-- Start of Extracted data --
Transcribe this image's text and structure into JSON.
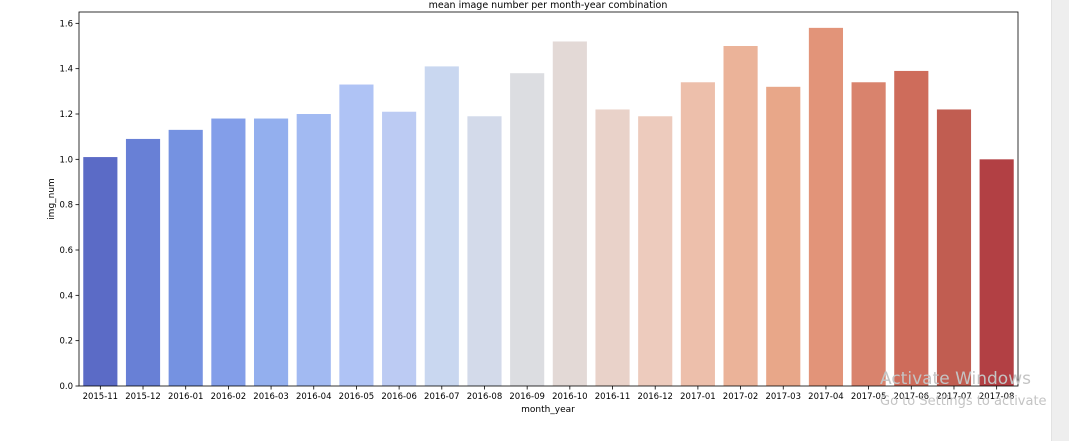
{
  "chart_data": {
    "type": "bar",
    "title": "mean image number per month-year combination",
    "xlabel": "month_year",
    "ylabel": "img_num",
    "ylim": [
      0,
      1.65
    ],
    "yticks": [
      "0.0",
      "0.2",
      "0.4",
      "0.6",
      "0.8",
      "1.0",
      "1.2",
      "1.4",
      "1.6"
    ],
    "grid": false,
    "categories": [
      "2015-11",
      "2015-12",
      "2016-01",
      "2016-02",
      "2016-03",
      "2016-04",
      "2016-05",
      "2016-06",
      "2016-07",
      "2016-08",
      "2016-09",
      "2016-10",
      "2016-11",
      "2016-12",
      "2017-01",
      "2017-02",
      "2017-03",
      "2017-04",
      "2017-05",
      "2017-06",
      "2017-07",
      "2017-08"
    ],
    "values": [
      1.01,
      1.09,
      1.13,
      1.18,
      1.18,
      1.2,
      1.33,
      1.21,
      1.41,
      1.19,
      1.38,
      1.52,
      1.22,
      1.19,
      1.34,
      1.5,
      1.32,
      1.58,
      1.34,
      1.39,
      1.22,
      1.0
    ],
    "colors": [
      "#5b6bc6",
      "#6880d6",
      "#7592e1",
      "#839ee9",
      "#93afee",
      "#a2baf2",
      "#afc3f5",
      "#bccbf3",
      "#c9d7f0",
      "#d3daea",
      "#dcdde1",
      "#e3d9d6",
      "#e9d2c9",
      "#edcbbd",
      "#edbfab",
      "#ebb399",
      "#e8a789",
      "#e29479",
      "#d9836d",
      "#ce6c5b",
      "#c15d51",
      "#b24044"
    ]
  },
  "watermark": {
    "line1": "Activate Windows",
    "line2": "Go to Settings to activate Wi"
  }
}
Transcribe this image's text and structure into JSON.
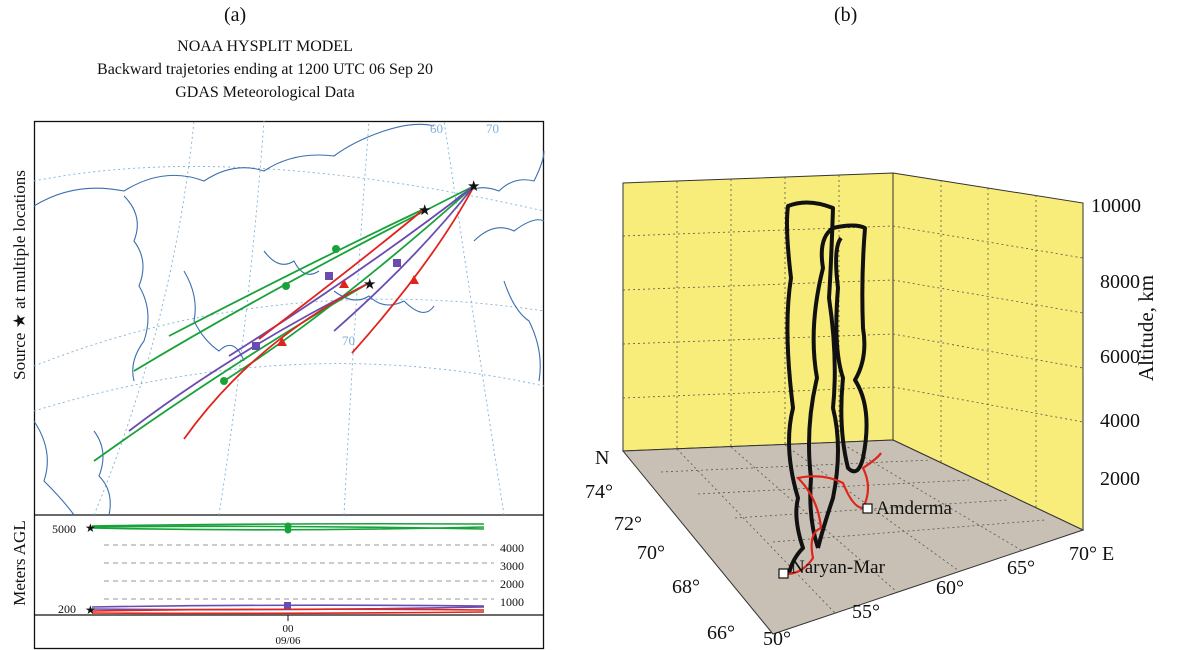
{
  "panel_a": {
    "label": "(a)",
    "title_line1": "NOAA HYSPLIT MODEL",
    "title_line2": "Backward trajetories ending at 1200 UTC 06 Sep 20",
    "title_line3": "GDAS Meteorological Data",
    "y_label_prefix": "Source",
    "y_label_suffix": "at multiple locations",
    "map_graticule_labels": [
      "60",
      "70",
      "70"
    ],
    "height_label": "Meters AGL",
    "height_left_ticks": [
      "5000",
      "200"
    ],
    "height_levels": [
      "4000",
      "3000",
      "2000",
      "1000"
    ],
    "time_tick_hour": "00",
    "time_tick_date": "09/06",
    "colors": {
      "green": "#18a23a",
      "purple": "#6a4cb0",
      "red": "#e0241c",
      "map": "#3a6fb0",
      "graticule": "#7fb0d8"
    }
  },
  "panel_b": {
    "label": "(b)",
    "z_axis_label": "Altitude, km",
    "z_ticks": [
      "10000",
      "8000",
      "6000",
      "4000",
      "2000"
    ],
    "lat_ticks": [
      "74°",
      "72°",
      "70°",
      "68°",
      "66°"
    ],
    "lat_unit": "N",
    "lon_ticks": [
      "50°",
      "55°",
      "60°",
      "65°",
      "70° E"
    ],
    "places": [
      "Amderma",
      "Naryan-Mar"
    ],
    "colors": {
      "wall": "#f8ec7a",
      "floor": "#c8c0b4",
      "trajectory": "#111111",
      "ground_track": "#e0241c"
    }
  }
}
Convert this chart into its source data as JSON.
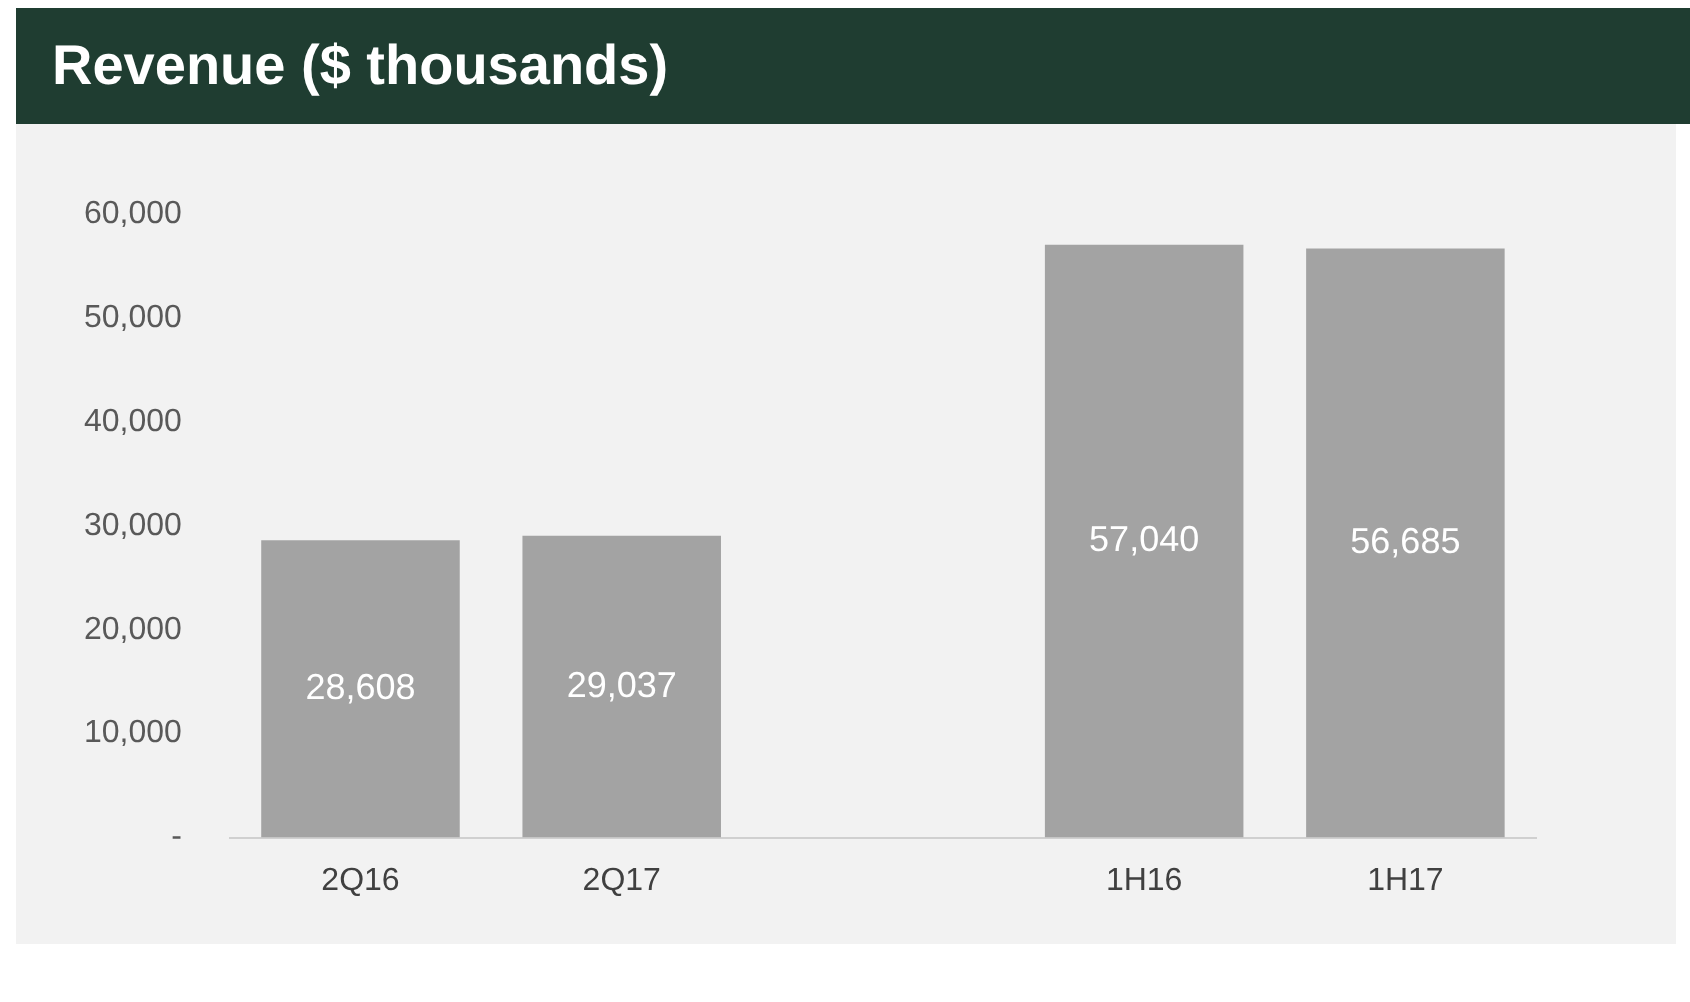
{
  "chart_data": {
    "type": "bar",
    "title": "Revenue ($ thousands)",
    "categories": [
      "2Q16",
      "2Q17",
      null,
      "1H16",
      "1H17"
    ],
    "values": [
      28608,
      29037,
      null,
      57040,
      56685
    ],
    "color": "#a3a3a3",
    "ylim": [
      0,
      60000
    ],
    "yticks": [
      {
        "value": 0,
        "label": "-"
      },
      {
        "value": 10000,
        "label": "10,000"
      },
      {
        "value": 20000,
        "label": "20,000"
      },
      {
        "value": 30000,
        "label": "30,000"
      },
      {
        "value": 40000,
        "label": "40,000"
      },
      {
        "value": 50000,
        "label": "50,000"
      },
      {
        "value": 60000,
        "label": "60,000"
      }
    ],
    "value_labels": [
      "28,608",
      "29,037",
      null,
      "57,040",
      "56,685"
    ]
  }
}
-- End of Extracted data --
* Task instructions *
The records above are to be restated exactly, without their pictures.

* Solution *
Transcribe this image's text and structure into JSON.
{
  "chart_data": {
    "type": "bar",
    "title": "mean image number per month-year combination",
    "xlabel": "month_year",
    "ylabel": "img_num",
    "ylim": [
      0,
      1.65
    ],
    "yticks": [
      "0.0",
      "0.2",
      "0.4",
      "0.6",
      "0.8",
      "1.0",
      "1.2",
      "1.4",
      "1.6"
    ],
    "grid": false,
    "categories": [
      "2015-11",
      "2015-12",
      "2016-01",
      "2016-02",
      "2016-03",
      "2016-04",
      "2016-05",
      "2016-06",
      "2016-07",
      "2016-08",
      "2016-09",
      "2016-10",
      "2016-11",
      "2016-12",
      "2017-01",
      "2017-02",
      "2017-03",
      "2017-04",
      "2017-05",
      "2017-06",
      "2017-07",
      "2017-08"
    ],
    "values": [
      1.01,
      1.09,
      1.13,
      1.18,
      1.18,
      1.2,
      1.33,
      1.21,
      1.41,
      1.19,
      1.38,
      1.52,
      1.22,
      1.19,
      1.34,
      1.5,
      1.32,
      1.58,
      1.34,
      1.39,
      1.22,
      1.0
    ],
    "colors": [
      "#5b6bc6",
      "#6880d6",
      "#7592e1",
      "#839ee9",
      "#93afee",
      "#a2baf2",
      "#afc3f5",
      "#bccbf3",
      "#c9d7f0",
      "#d3daea",
      "#dcdde1",
      "#e3d9d6",
      "#e9d2c9",
      "#edcbbd",
      "#edbfab",
      "#ebb399",
      "#e8a789",
      "#e29479",
      "#d9836d",
      "#ce6c5b",
      "#c15d51",
      "#b24044"
    ]
  },
  "watermark": {
    "line1": "Activate Windows",
    "line2": "Go to Settings to activate Wi"
  }
}
Transcribe this image's text and structure into JSON.
{
  "panel_a": {
    "label": "(a)",
    "title_line1": "NOAA HYSPLIT MODEL",
    "title_line2": "Backward trajetories ending at 1200 UTC 06 Sep 20",
    "title_line3": "GDAS Meteorological Data",
    "y_label_prefix": "Source",
    "y_label_suffix": "at multiple locations",
    "map_graticule_labels": [
      "60",
      "70",
      "70"
    ],
    "height_label": "Meters AGL",
    "height_left_ticks": [
      "5000",
      "200"
    ],
    "height_levels": [
      "4000",
      "3000",
      "2000",
      "1000"
    ],
    "time_tick_hour": "00",
    "time_tick_date": "09/06",
    "colors": {
      "green": "#18a23a",
      "purple": "#6a4cb0",
      "red": "#e0241c",
      "map": "#3a6fb0",
      "graticule": "#7fb0d8"
    }
  },
  "panel_b": {
    "label": "(b)",
    "z_axis_label": "Altitude, km",
    "z_ticks": [
      "10000",
      "8000",
      "6000",
      "4000",
      "2000"
    ],
    "lat_ticks": [
      "74°",
      "72°",
      "70°",
      "68°",
      "66°"
    ],
    "lat_unit": "N",
    "lon_ticks": [
      "50°",
      "55°",
      "60°",
      "65°",
      "70° E"
    ],
    "places": [
      "Amderma",
      "Naryan-Mar"
    ],
    "colors": {
      "wall": "#f8ec7a",
      "floor": "#c8c0b4",
      "trajectory": "#111111",
      "ground_track": "#e0241c"
    }
  }
}
Convert this chart into its source data as JSON.
{
  "chart_data": {
    "type": "bar",
    "title": "Revenue ($ thousands)",
    "categories": [
      "2Q16",
      "2Q17",
      null,
      "1H16",
      "1H17"
    ],
    "values": [
      28608,
      29037,
      null,
      57040,
      56685
    ],
    "color": "#a3a3a3",
    "ylim": [
      0,
      60000
    ],
    "yticks": [
      {
        "value": 0,
        "label": "-"
      },
      {
        "value": 10000,
        "label": "10,000"
      },
      {
        "value": 20000,
        "label": "20,000"
      },
      {
        "value": 30000,
        "label": "30,000"
      },
      {
        "value": 40000,
        "label": "40,000"
      },
      {
        "value": 50000,
        "label": "50,000"
      },
      {
        "value": 60000,
        "label": "60,000"
      }
    ],
    "value_labels": [
      "28,608",
      "29,037",
      null,
      "57,040",
      "56,685"
    ]
  }
}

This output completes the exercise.